Records supplied start

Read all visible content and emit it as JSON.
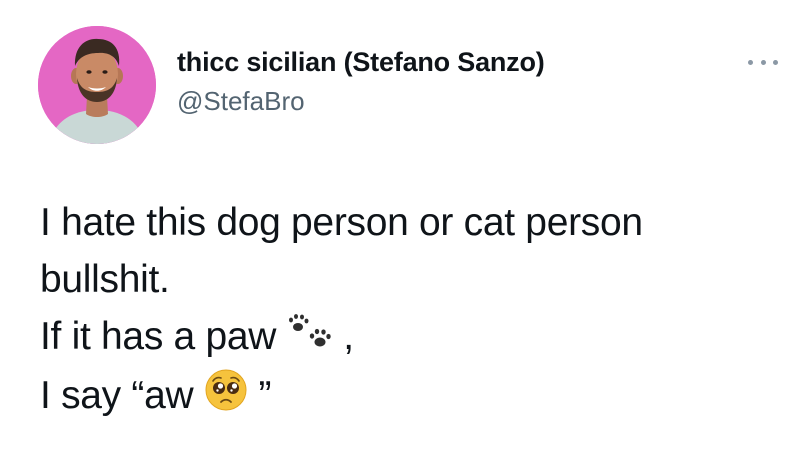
{
  "tweet": {
    "author": {
      "display_name": "thicc sicilian (Stefano Sanzo)",
      "handle": "@StefaBro",
      "avatar_bg": "#e467c4"
    },
    "more_icon": "more-horizontal-icon",
    "body": {
      "line1": "I hate this dog person or cat person",
      "line2": "bullshit.",
      "line3_text": "If it has a paw",
      "line3_emoji": "paw-prints-emoji",
      "line3_suffix": ",",
      "line4_text": "I say “aw",
      "line4_emoji": "pleading-face-emoji",
      "line4_suffix": "”"
    }
  }
}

Records supplied end

Omit the pictures, and quote the material above exactly as given.

Read all visible content and emit it as JSON.
{
  "tweet": {
    "author": {
      "display_name": "thicc sicilian (Stefano Sanzo)",
      "handle": "@StefaBro",
      "avatar_bg": "#e467c4"
    },
    "more_icon": "more-horizontal-icon",
    "body": {
      "line1": "I hate this dog person or cat person",
      "line2": "bullshit.",
      "line3_text": "If it has a paw",
      "line3_emoji": "paw-prints-emoji",
      "line3_suffix": ",",
      "line4_text": "I say “aw",
      "line4_emoji": "pleading-face-emoji",
      "line4_suffix": "”"
    }
  }
}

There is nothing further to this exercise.